## Exercise goal:
Gather every line below where "enhancement" appears.

## Data under study:
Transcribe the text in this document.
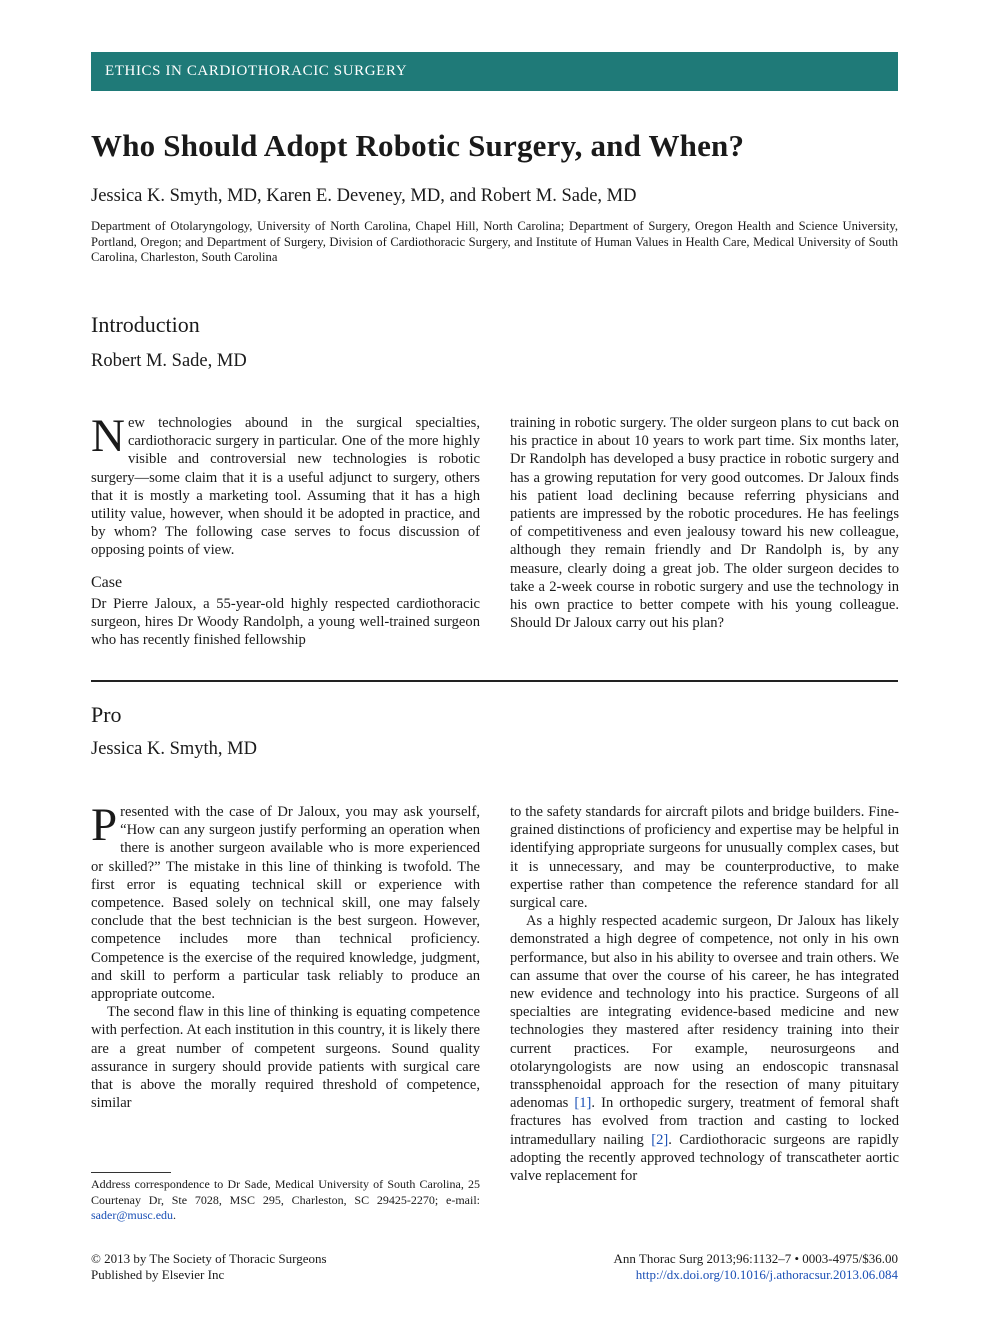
ETHICS IN CARDIOTHORACIC SURGERY
Who Should Adopt Robotic Surgery, and When?

Jessica K. Smyth, MD, Karen E. Deveney, MD, and Robert M. Sade, MD

Department of Otolaryngology, University of North Carolina, Chapel Hill, North Carolina; Department of Surgery, Oregon Health and Science University, Portland, Oregon; and Department of Surgery, Division of Cardiothoracic Surgery, and Institute of Human Values in Health Care, Medical University of South Carolina, Charleston, South Carolina

Introduction

Robert M. Sade, MD

New technologies abound in the surgical specialties, cardiothoracic surgery in particular. One of the more highly visible and controversial new technologies is robotic surgery—some claim that it is a useful adjunct to surgery, others that it is mostly a marketing tool. Assuming that it has a high utility value, however, when should it be adopted in practice, and by whom? The following case serves to focus discussion of opposing points of view.

Case

Dr Pierre Jaloux, a 55-year-old highly respected cardiothoracic surgeon, hires Dr Woody Randolph, a young well-trained surgeon who has recently finished fellowship

training in robotic surgery. The older surgeon plans to cut back on his practice in about 10 years to work part time. Six months later, Dr Randolph has developed a busy practice in robotic surgery and has a growing reputation for very good outcomes. Dr Jaloux finds his patient load declining because referring physicians and patients are impressed by the robotic procedures. He has feelings of competitiveness and even jealousy toward his new colleague, although they remain friendly and Dr Randolph is, by any measure, clearly doing a great job. The older surgeon decides to take a 2-week course in robotic surgery and use the technology in his own practice to better compete with his young colleague. Should Dr Jaloux carry out his plan?

Pro

Jessica K. Smyth, MD

Presented with the case of Dr Jaloux, you may ask yourself, “How can any surgeon justify performing an operation when there is another surgeon available who is more experienced or skilled?” The mistake in this line of thinking is twofold. The first error is equating technical skill or experience with competence. Based solely on technical skill, one may falsely conclude that the best technician is the best surgeon. However, competence includes more than technical proficiency. Competence is the exercise of the required knowledge, judgment, and skill to perform a particular task reliably to produce an appropriate outcome.

The second flaw in this line of thinking is equating competence with perfection. At each institution in this country, it is likely there are a great number of competent surgeons. Sound quality assurance in surgery should provide patients with surgical care that is above the morally required threshold of competence, similar

to the safety standards for aircraft pilots and bridge builders. Fine-grained distinctions of proficiency and expertise may be helpful in identifying appropriate surgeons for unusually complex cases, but it is unnecessary, and may be counterproductive, to make expertise rather than competence the reference standard for all surgical care.

As a highly respected academic surgeon, Dr Jaloux has likely demonstrated a high degree of competence, not only in his own performance, but also in his ability to oversee and train others. We can assume that over the course of his career, he has integrated new evidence and technology into his practice. Surgeons of all specialties are integrating evidence-based medicine and new technologies they mastered after residency training into their current practices. For example, neurosurgeons and otolaryngologists are now using an endoscopic transnasal transsphenoidal approach for the resection of many pituitary adenomas [1]. In orthopedic surgery, treatment of femoral shaft fractures has evolved from traction and casting to locked intramedullary nailing [2]. Cardiothoracic surgeons are rapidly adopting the recently approved technology of transcatheter aortic valve replacement for

Address correspondence to Dr Sade, Medical University of South Carolina, 25 Courtenay Dr, Ste 7028, MSC 295, Charleston, SC 29425-2270; e-mail: sader@musc.edu.

© 2013 by The Society of Thoracic Surgeons
Published by Elsevier Inc
Ann Thorac Surg 2013;96:1132–7 • 0003-4975/$36.00
http://dx.doi.org/10.1016/j.athoracsur.2013.06.084
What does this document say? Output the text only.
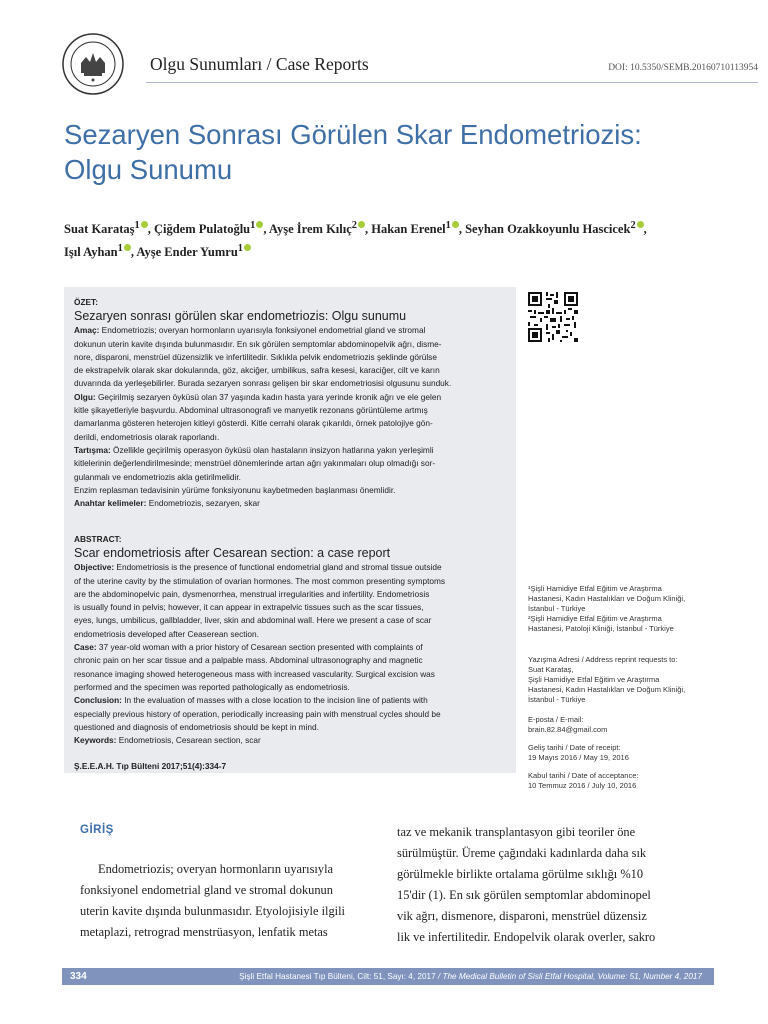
Olgu Sunumları / Case Reports	DOI: 10.5350/SEMB.20160710113954
Sezaryen Sonrası Görülen Skar Endometriozis:
Olgu Sunumu
Suat Karataş$^1$ , Çiğdem Pulatoğlu$^1$ , Ayşe İrem Kılıç$^2$ , Hakan Erenel$^1$ , Seyhan Ozakkoyunlu Hascicek$^2$ ,
Işıl Ayhan$^1$ , Ayşe Ender Yumru$^1$

ÖZET:

Sezaryen sonrası görülen skar endometriozis: Olgu sunumu

Amaç: Endometriozis; overyan hormonların uyarısıyla fonksiyonel endometrial gland ve stromal

dokunun uterin kavite dışında bulunmasıdır. En sık görülen semptomlar abdominopelvik ağrı, disme-

nore, disparoni, menstrüel düzensizlik ve infertilitedir. Sıklıkla pelvik endometriozis şeklinde görülse

de ekstrapelvik olarak skar dokularında, göz, akciğer, umbilikus, safra kesesi, karaciğer, cilt ve karın

duvarında da yerleşebilirler. Burada sezaryen sonrası gelişen bir skar endometriosisi olgusunu sunduk.

Olgu: Geçirilmiş sezaryen öyküsü olan 37 yaşında kadın hasta yara yerinde kronik ağrı ve ele gelen

kitle şikayetleriyle başvurdu. Abdominal ultrasonografi ve manyetik rezonans görüntüleme artmış

damarlanma gösteren heterojen kitleyi gösterdi. Kitle cerrahi olarak çıkarıldı, örnek patolojiye gön-

derildi, endometriosis olarak raporlandı.

Tartışma: Özellikle geçirilmiş operasyon öyküsü olan hastaların insizyon hatlarına yakın yerleşimli

kitlelerinin değerlendirilmesinde; menstrüel dönemlerinde artan ağrı yakınmaları olup olmadığı sor-

gulanmalı ve endometriozis akla getirilmelidir.

Enzim replasman tedavisinin yürüme fonksiyonunu kaybetmeden başlanması önemlidir.

Anahtar kelimeler: Endometriozis, sezaryen, skar

ABSTRACT:

Scar endometriosis after Cesarean section: a case report

Objective: Endometriosis is the presence of functional endometrial gland and stromal tissue outside

of the uterine cavity by the stimulation of ovarian hormones. The most common presenting symptoms

are the abdominopelvic pain, dysmenorrhea, menstrual irregularities and infertility. Endometriosis

is usually found in pelvis; however, it can appear in extrapelvic tissues such as the scar tissues,

eyes, lungs, umbilicus, gallbladder, liver, skin and abdominal wall. Here we present a case of scar

endometriosis developed after Ceaserean section.

Case: 37 year-old woman with a prior history of Cesarean section presented with complaints of

chronic pain on her scar tissue and a palpable mass. Abdominal ultrasonography and magnetic

resonance imaging showed heterogeneous mass with increased vascularity. Surgical excision was

performed and the specimen was reported pathologically as endometriosis.

Conclusion: In the evaluation of masses with a close location to the incision line of patients with

especially previous history of operation, periodically increasing pain with menstrual cycles should be

questioned and diagnosis of endometriosis should be kept in mind.

Keywords: Endometriosis, Cesarean section, scar

Ş.E.E.A.H. Tıp Bülteni 2017;51(4):334-7

¹Şişli Hamidiye Etfal Eğitim ve Araştırma

Hastanesi, Kadın Hastalıkları ve Doğum Kliniği,

İstanbul - Türkiye

²Şişli Hamidiye Etfal Eğitim ve Araştırma

Hastanesi, Patoloji Kliniği, İstanbul - Türkiye

Yazışma Adresi / Address reprint requests to:

Suat Karataş,

Şişli Hamidiye Etfal Eğitim ve Araştırma

Hastanesi, Kadın Hastalıkları ve Doğum Kliniği,

İstanbul - Türkiye

E-posta / E-mail:

brain.82.84@gmail.com

Geliş tarihi / Date of receipt:

19 Mayıs 2016 / May 19, 2016

Kabul tarihi / Date of acceptance:

10 Temmuz 2016 / July 10, 2016

GİRİŞ

Endometriozis; overyan hormonların uyarısıyla

fonksiyonel endometrial gland ve stromal dokunun

uterin kavite dışında bulunmasıdır. Etyolojisiyle ilgili

metaplazi, retrograd menstrüasyon, lenfatik metas

taz ve mekanik transplantasyon gibi teoriler öne

sürülmüştür. Üreme çağındaki kadınlarda daha sık

görülmekle birlikte ortalama görülme sıklığı %10

15'dir (1). En sık görülen semptomlar abdominopel

vik ağrı, dismenore, disparoni, menstrüel düzensiz

lik ve infertilitedir. Endopelvik olarak overler, sakro

334	Şişli Etfal Hastanesi Tıp Bülteni, Cilt: 51, Sayı: 4, 2017 / The Medical Bulletin of Sisli Etfal Hospital, Volume: 51, Number 4, 2017
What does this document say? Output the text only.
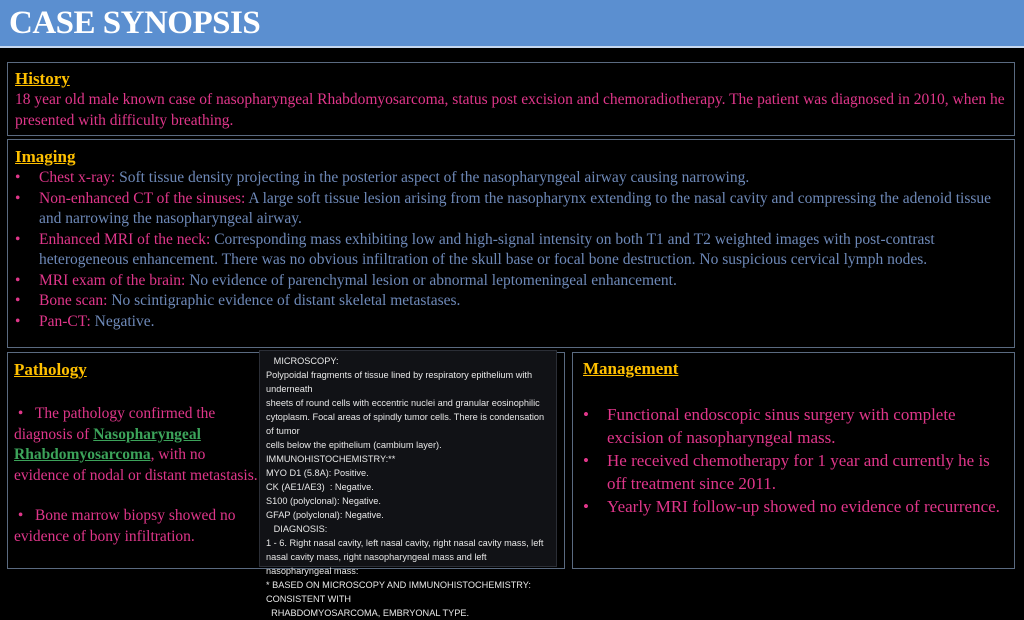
CASE SYNOPSIS
History
18 year old male known case of nasopharyngeal Rhabdomyosarcoma, status post excision and chemoradiotherapy. The patient was diagnosed in 2010, when he presented with difficulty breathing.
Imaging
• Chest x-ray: Soft tissue density projecting in the posterior aspect of the nasopharyngeal airway causing narrowing.
• Non-enhanced CT of the sinuses: A large soft tissue lesion arising from the nasopharynx extending to the nasal cavity and compressing the adenoid tissue and narrowing the nasopharyngeal airway.
• Enhanced MRI of the neck: Corresponding mass exhibiting low and high-signal intensity on both T1 and T2 weighted images with post-contrast heterogeneous enhancement. There was no obvious infiltration of the skull base or focal bone destruction. No suspicious cervical lymph nodes.
• MRI exam of the brain: No evidence of parenchymal lesion or abnormal leptomeningeal enhancement.
• Bone scan: No scintigraphic evidence of distant skeletal metastases.
• Pan-CT: Negative.
Pathology

•   The pathology confirmed the diagnosis of Nasopharyngeal Rhabdomyosarcoma, with no evidence of nodal or distant metastasis.

•   Bone marrow biopsy showed no evidence of bony infiltration.

MICROSCOPY:
Polypoidal fragments of tissue lined by respiratory epithelium with underneath
sheets of round cells with eccentric nuclei and granular eosinophilic
cytoplasm. Focal areas of spindly tumor cells. There is condensation of tumor
cells below the epithelium (cambium layer).
IMMUNOHISTOCHEMISTRY:**
MYO D1 (5.8A): Positive.
CK (AE1/AE3)  : Negative.
S100 (polyclonal): Negative.
GFAP (polyclonal): Negative.
DIAGNOSIS:
1 - 6. Right nasal cavity, left nasal cavity, right nasal cavity mass, left
nasal cavity mass, right nasopharyngeal mass and left nasopharyngeal mass:
* BASED ON MICROSCOPY AND IMMUNOHISTOCHEMISTRY: CONSISTENT WITH
RHABDOMYOSARCOMA, EMBRYONAL TYPE.
Management
• Functional endoscopic sinus surgery with complete excision of nasopharyngeal mass.
• He received chemotherapy for 1 year and currently he is off treatment since 2011.
• Yearly MRI follow-up showed no evidence of recurrence.
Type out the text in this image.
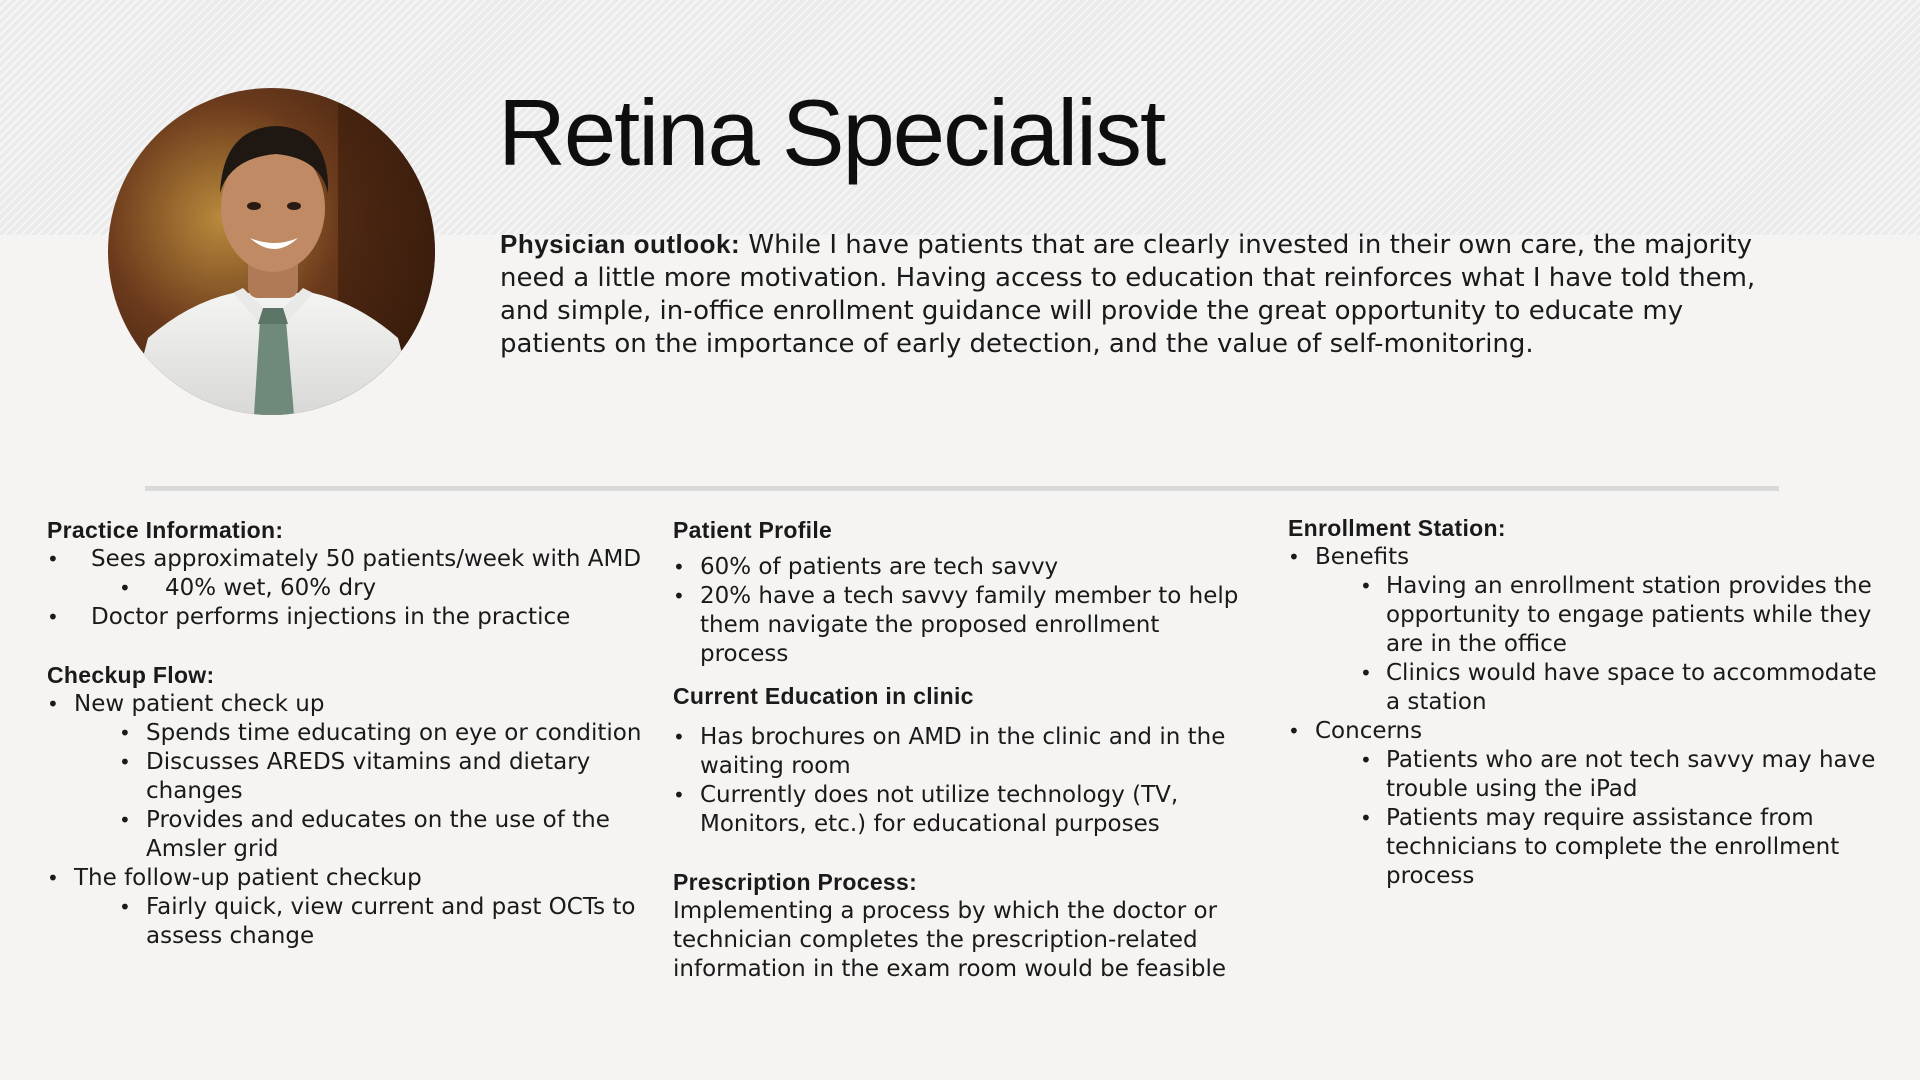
Retina Specialist
Physician outlook: While I have patients that are clearly invested in their own care, the majority need a little more motivation. Having access to education that reinforces what I have told them, and simple, in-office enrollment guidance will provide the great opportunity to educate my patients on the importance of early detection, and the value of self-monitoring.

Practice Information:

• Sees approximately 50 patients/week with AMD
• 40% wet, 60% dry
• Doctor performs injections in the practice

Checkup Flow:

• New patient check up
• Spends time educating on eye or condition
• Discusses AREDS vitamins and dietary changes
• Provides and educates on the use of the Amsler grid
• The follow-up patient checkup
• Fairly quick, view current and past OCTs to assess change

Patient Profile

• 60% of patients are tech savvy
• 20% have a tech savvy family member to help them navigate the proposed enrollment process

Current Education in clinic

• Has brochures on AMD in the clinic and in the waiting room
• Currently does not utilize technology (TV, Monitors, etc.) for educational purposes

Prescription Process:

Implementing a process by which the doctor or technician completes the prescription-related information in the exam room would be feasible

Enrollment Station:

• Benefits
• Having an enrollment station provides the opportunity to engage patients while they are in the office
• Clinics would have space to accommodate a station
• Concerns
• Patients who are not tech savvy may have trouble using the iPad
• Patients may require assistance from technicians to complete the enrollment process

## Exercise solution:
• Enhanced MRI of the neck: Corresponding mass exhibiting low and high-signal intensity on both T1 and T2 weighted images with post-contrast heterogeneous enhancement. There was no obvious infiltration of the skull base or focal bone destruction. No suspicious cervical lymph nodes.
• MRI exam of the brain: No evidence of parenchymal lesion or abnormal leptomeningeal enhancement.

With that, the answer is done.